(Dataset items)
------------
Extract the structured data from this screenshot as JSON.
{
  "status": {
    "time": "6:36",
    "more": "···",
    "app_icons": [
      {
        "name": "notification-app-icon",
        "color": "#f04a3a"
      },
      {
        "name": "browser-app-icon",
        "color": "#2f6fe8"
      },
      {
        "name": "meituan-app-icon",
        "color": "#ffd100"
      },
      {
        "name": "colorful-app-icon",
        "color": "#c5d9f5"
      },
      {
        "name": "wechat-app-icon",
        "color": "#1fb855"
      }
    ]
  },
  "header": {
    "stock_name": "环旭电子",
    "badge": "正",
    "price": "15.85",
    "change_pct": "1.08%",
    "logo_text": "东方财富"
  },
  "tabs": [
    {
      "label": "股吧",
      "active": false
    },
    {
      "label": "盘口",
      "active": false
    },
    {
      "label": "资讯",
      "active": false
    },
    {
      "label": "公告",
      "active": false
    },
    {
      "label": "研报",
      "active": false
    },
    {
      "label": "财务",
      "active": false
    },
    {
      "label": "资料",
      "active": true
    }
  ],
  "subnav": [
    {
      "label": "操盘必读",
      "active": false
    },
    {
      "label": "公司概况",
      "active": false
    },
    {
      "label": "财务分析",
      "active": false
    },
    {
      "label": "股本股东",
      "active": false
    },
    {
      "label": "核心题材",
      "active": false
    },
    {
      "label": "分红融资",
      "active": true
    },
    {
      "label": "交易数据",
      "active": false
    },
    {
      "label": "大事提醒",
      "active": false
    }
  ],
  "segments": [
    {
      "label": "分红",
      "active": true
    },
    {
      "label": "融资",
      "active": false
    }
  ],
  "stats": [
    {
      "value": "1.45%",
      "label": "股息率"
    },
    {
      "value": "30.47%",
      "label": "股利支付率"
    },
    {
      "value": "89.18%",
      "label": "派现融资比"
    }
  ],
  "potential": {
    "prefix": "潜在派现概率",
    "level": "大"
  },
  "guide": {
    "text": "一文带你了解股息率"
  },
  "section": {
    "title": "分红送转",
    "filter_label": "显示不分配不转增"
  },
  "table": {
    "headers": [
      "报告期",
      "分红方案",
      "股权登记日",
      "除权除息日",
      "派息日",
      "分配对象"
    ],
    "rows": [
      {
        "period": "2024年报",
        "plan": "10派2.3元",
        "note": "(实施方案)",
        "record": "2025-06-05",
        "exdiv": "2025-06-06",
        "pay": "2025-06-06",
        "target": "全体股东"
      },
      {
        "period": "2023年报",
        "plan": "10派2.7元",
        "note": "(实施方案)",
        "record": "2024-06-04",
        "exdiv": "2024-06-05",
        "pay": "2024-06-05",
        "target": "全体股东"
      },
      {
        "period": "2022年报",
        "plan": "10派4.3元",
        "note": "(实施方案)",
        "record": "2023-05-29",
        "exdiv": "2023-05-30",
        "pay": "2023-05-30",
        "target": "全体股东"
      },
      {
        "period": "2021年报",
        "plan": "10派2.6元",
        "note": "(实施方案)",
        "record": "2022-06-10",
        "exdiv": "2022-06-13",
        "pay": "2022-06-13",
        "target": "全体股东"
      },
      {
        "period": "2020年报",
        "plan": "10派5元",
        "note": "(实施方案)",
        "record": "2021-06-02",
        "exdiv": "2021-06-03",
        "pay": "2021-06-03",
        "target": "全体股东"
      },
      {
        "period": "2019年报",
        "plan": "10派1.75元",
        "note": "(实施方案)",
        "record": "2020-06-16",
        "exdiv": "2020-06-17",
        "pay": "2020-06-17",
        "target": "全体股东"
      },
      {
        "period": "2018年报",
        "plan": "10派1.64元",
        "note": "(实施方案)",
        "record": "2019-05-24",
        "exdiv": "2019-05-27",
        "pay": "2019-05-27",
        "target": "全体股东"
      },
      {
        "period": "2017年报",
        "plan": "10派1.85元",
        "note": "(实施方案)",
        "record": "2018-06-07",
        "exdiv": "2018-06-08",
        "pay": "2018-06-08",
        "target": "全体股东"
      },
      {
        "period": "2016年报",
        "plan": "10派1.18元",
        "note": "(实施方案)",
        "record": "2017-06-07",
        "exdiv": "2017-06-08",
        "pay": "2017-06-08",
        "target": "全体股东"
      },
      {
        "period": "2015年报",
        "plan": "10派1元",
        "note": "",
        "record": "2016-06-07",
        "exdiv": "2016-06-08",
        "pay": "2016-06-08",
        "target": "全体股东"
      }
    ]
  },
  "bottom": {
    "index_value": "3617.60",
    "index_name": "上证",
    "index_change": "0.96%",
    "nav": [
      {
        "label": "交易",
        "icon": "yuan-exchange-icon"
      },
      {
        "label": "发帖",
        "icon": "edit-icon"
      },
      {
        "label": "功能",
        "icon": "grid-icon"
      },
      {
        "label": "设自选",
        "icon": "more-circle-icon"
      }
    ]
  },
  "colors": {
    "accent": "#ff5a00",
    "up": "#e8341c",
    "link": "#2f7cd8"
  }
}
------------
## PROBLEM DETAILS
Reproduce every record above exactly as it appears.

## CORRECT RESPONSE
Extract the structured data from this screenshot as JSON.
{
  "status": {
    "time": "6:36",
    "more": "···",
    "app_icons": [
      {
        "name": "notification-app-icon",
        "color": "#f04a3a"
      },
      {
        "name": "browser-app-icon",
        "color": "#2f6fe8"
      },
      {
        "name": "meituan-app-icon",
        "color": "#ffd100"
      },
      {
        "name": "colorful-app-icon",
        "color": "#c5d9f5"
      },
      {
        "name": "wechat-app-icon",
        "color": "#1fb855"
      }
    ]
  },
  "header": {
    "stock_name": "环旭电子",
    "badge": "正",
    "price": "15.85",
    "change_pct": "1.08%",
    "logo_text": "东方财富"
  },
  "tabs": [
    {
      "label": "股吧",
      "active": false
    },
    {
      "label": "盘口",
      "active": false
    },
    {
      "label": "资讯",
      "active": false
    },
    {
      "label": "公告",
      "active": false
    },
    {
      "label": "研报",
      "active": false
    },
    {
      "label": "财务",
      "active": false
    },
    {
      "label": "资料",
      "active": true
    }
  ],
  "subnav": [
    {
      "label": "操盘必读",
      "active": false
    },
    {
      "label": "公司概况",
      "active": false
    },
    {
      "label": "财务分析",
      "active": false
    },
    {
      "label": "股本股东",
      "active": false
    },
    {
      "label": "核心题材",
      "active": false
    },
    {
      "label": "分红融资",
      "active": true
    },
    {
      "label": "交易数据",
      "active": false
    },
    {
      "label": "大事提醒",
      "active": false
    }
  ],
  "segments": [
    {
      "label": "分红",
      "active": true
    },
    {
      "label": "融资",
      "active": false
    }
  ],
  "stats": [
    {
      "value": "1.45%",
      "label": "股息率"
    },
    {
      "value": "30.47%",
      "label": "股利支付率"
    },
    {
      "value": "89.18%",
      "label": "派现融资比"
    }
  ],
  "potential": {
    "prefix": "潜在派现概率",
    "level": "大"
  },
  "guide": {
    "text": "一文带你了解股息率"
  },
  "section": {
    "title": "分红送转",
    "filter_label": "显示不分配不转增"
  },
  "table": {
    "headers": [
      "报告期",
      "分红方案",
      "股权登记日",
      "除权除息日",
      "派息日",
      "分配对象"
    ],
    "rows": [
      {
        "period": "2024年报",
        "plan": "10派2.3元",
        "note": "(实施方案)",
        "record": "2025-06-05",
        "exdiv": "2025-06-06",
        "pay": "2025-06-06",
        "target": "全体股东"
      },
      {
        "period": "2023年报",
        "plan": "10派2.7元",
        "note": "(实施方案)",
        "record": "2024-06-04",
        "exdiv": "2024-06-05",
        "pay": "2024-06-05",
        "target": "全体股东"
      },
      {
        "period": "2022年报",
        "plan": "10派4.3元",
        "note": "(实施方案)",
        "record": "2023-05-29",
        "exdiv": "2023-05-30",
        "pay": "2023-05-30",
        "target": "全体股东"
      },
      {
        "period": "2021年报",
        "plan": "10派2.6元",
        "note": "(实施方案)",
        "record": "2022-06-10",
        "exdiv": "2022-06-13",
        "pay": "2022-06-13",
        "target": "全体股东"
      },
      {
        "period": "2020年报",
        "plan": "10派5元",
        "note": "(实施方案)",
        "record": "2021-06-02",
        "exdiv": "2021-06-03",
        "pay": "2021-06-03",
        "target": "全体股东"
      },
      {
        "period": "2019年报",
        "plan": "10派1.75元",
        "note": "(实施方案)",
        "record": "2020-06-16",
        "exdiv": "2020-06-17",
        "pay": "2020-06-17",
        "target": "全体股东"
      },
      {
        "period": "2018年报",
        "plan": "10派1.64元",
        "note": "(实施方案)",
        "record": "2019-05-24",
        "exdiv": "2019-05-27",
        "pay": "2019-05-27",
        "target": "全体股东"
      },
      {
        "period": "2017年报",
        "plan": "10派1.85元",
        "note": "(实施方案)",
        "record": "2018-06-07",
        "exdiv": "2018-06-08",
        "pay": "2018-06-08",
        "target": "全体股东"
      },
      {
        "period": "2016年报",
        "plan": "10派1.18元",
        "note": "(实施方案)",
        "record": "2017-06-07",
        "exdiv": "2017-06-08",
        "pay": "2017-06-08",
        "target": "全体股东"
      },
      {
        "period": "2015年报",
        "plan": "10派1元",
        "note": "",
        "record": "2016-06-07",
        "exdiv": "2016-06-08",
        "pay": "2016-06-08",
        "target": "全体股东"
      }
    ]
  },
  "bottom": {
    "index_value": "3617.60",
    "index_name": "上证",
    "index_change": "0.96%",
    "nav": [
      {
        "label": "交易",
        "icon": "yuan-exchange-icon"
      },
      {
        "label": "发帖",
        "icon": "edit-icon"
      },
      {
        "label": "功能",
        "icon": "grid-icon"
      },
      {
        "label": "设自选",
        "icon": "more-circle-icon"
      }
    ]
  },
  "colors": {
    "accent": "#ff5a00",
    "up": "#e8341c",
    "link": "#2f7cd8"
  }
}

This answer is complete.